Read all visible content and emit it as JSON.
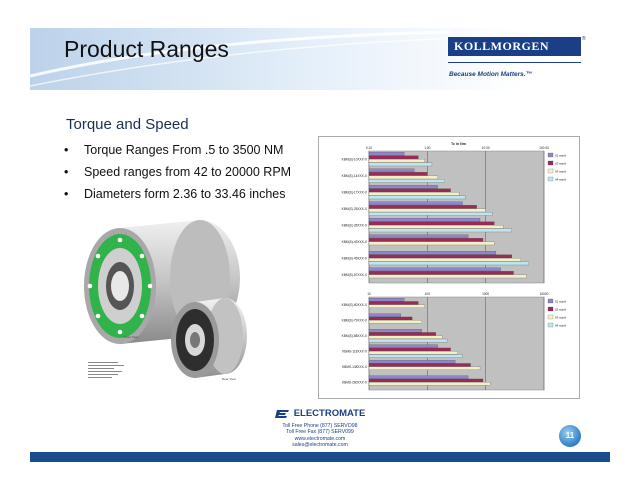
{
  "header": {
    "title": "Product Ranges",
    "logo": "KOLLMORGEN",
    "logo_mark": "®",
    "tagline": "Because Motion Matters.™"
  },
  "section": {
    "subtitle": "Torque and Speed",
    "bullets": [
      "Torque Ranges From .5 to 3500 NM",
      "Speed ranges from 42 to 20000 RPM",
      "Diameters form 2.36 to 33.46 inches"
    ]
  },
  "chart_data": [
    {
      "type": "bar",
      "orientation": "horizontal",
      "title": "Tc in Nm",
      "scale": "log",
      "xlim": [
        0.1,
        100
      ],
      "ticks": [
        "0.10",
        "1.00",
        "10.00",
        "100.00"
      ],
      "legend": [
        "01 stack",
        "02 stack",
        "03 stack",
        "04 stack"
      ],
      "categories": [
        "KBM(S)-10XXX-X",
        "KBM(S)-14XXX-X",
        "KBM(S)-17XXX-X",
        "KBM(S)-25XXX-X",
        "KBM(S)-35XXX-X",
        "KBM(S)-43XXX-X",
        "KBM(S)-45XXX-X",
        "KBM(S)-57XXX-X"
      ],
      "series": [
        {
          "name": "01 stack",
          "values": [
            0.4,
            0.6,
            1.5,
            4,
            8,
            5,
            15,
            18
          ]
        },
        {
          "name": "02 stack",
          "values": [
            0.7,
            1.0,
            2.5,
            7,
            14,
            9,
            28,
            30
          ]
        },
        {
          "name": "03 stack",
          "values": [
            0.9,
            1.5,
            3.5,
            10,
            20,
            14,
            40,
            50
          ]
        },
        {
          "name": "04 stack",
          "values": [
            1.2,
            2.0,
            4.5,
            13,
            28,
            0,
            55,
            0
          ]
        }
      ]
    },
    {
      "type": "bar",
      "orientation": "horizontal",
      "scale": "log",
      "xlim": [
        10,
        10000
      ],
      "ticks": [
        "10",
        "100",
        "1000",
        "10000"
      ],
      "legend": [
        "01 stack",
        "02 stack",
        "03 stack",
        "04 stack"
      ],
      "categories": [
        "KBM(S)-60XXX-X",
        "KBM(S)-79XXX-X",
        "KBM(S)-88XXX-X",
        "KBMS-118XXX-X",
        "KBMS-148XXX-X",
        "KBMS-260XXX-X"
      ],
      "series": [
        {
          "name": "01 stack",
          "values": [
            40,
            35,
            80,
            150,
            300,
            500
          ]
        },
        {
          "name": "02 stack",
          "values": [
            70,
            55,
            140,
            250,
            550,
            900
          ]
        },
        {
          "name": "03 stack",
          "values": [
            90,
            80,
            180,
            330,
            800,
            1200
          ]
        },
        {
          "name": "04 stack",
          "values": [
            0,
            0,
            220,
            400,
            0,
            0
          ]
        }
      ]
    }
  ],
  "colors": {
    "series": [
      "#8e86c8",
      "#9a2b57",
      "#f3f0c8",
      "#bfe6ef"
    ],
    "plot_bg": "#c0c0c0",
    "brand": "#1a3f86"
  },
  "diagram_labels": {
    "front_view": "Front View",
    "rear_view": "Rear View"
  },
  "footer": {
    "brand": "ELECTROMATE",
    "phone": "Toll Free Phone (877) SERVO98",
    "fax": "Toll Free Fax (877) SERV099",
    "web": "www.electromate.com",
    "email": "sales@electromate.com",
    "page": "11"
  }
}
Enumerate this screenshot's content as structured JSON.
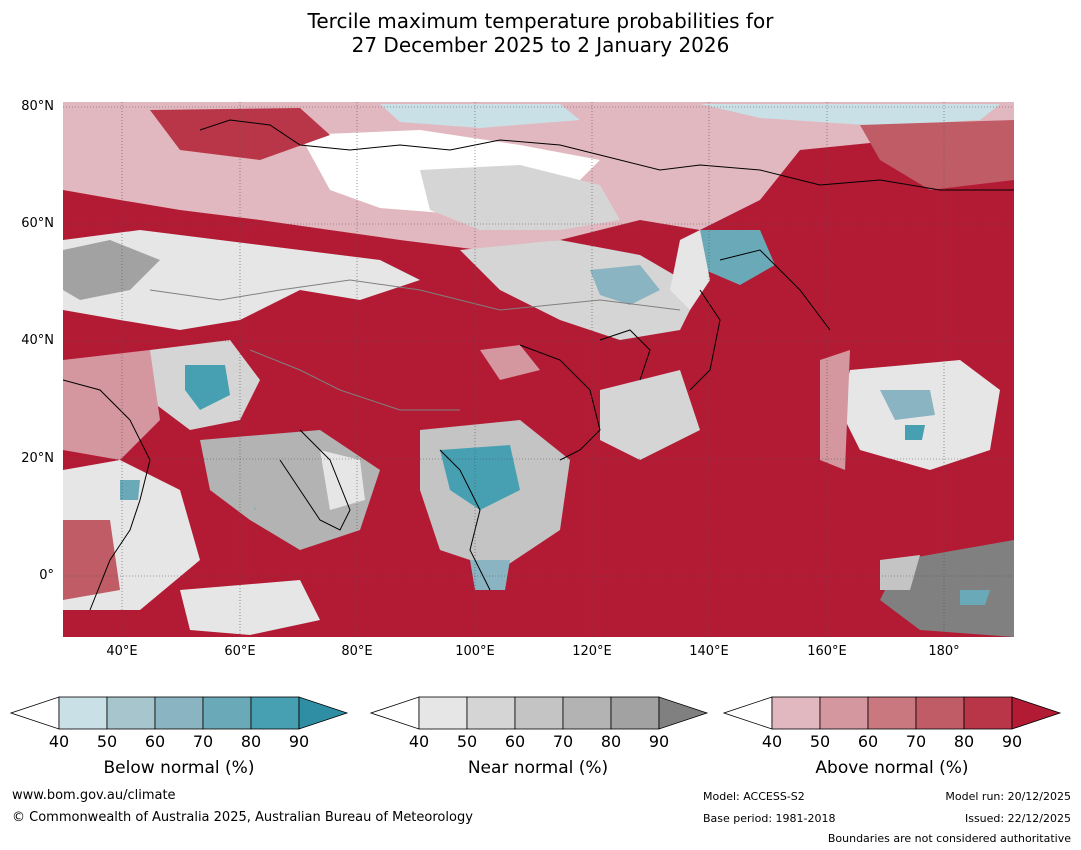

* _Task prompt_: For the entries above, count the lines that contain the string "View", and state that number without further comment.

* _Finished exercise_: 2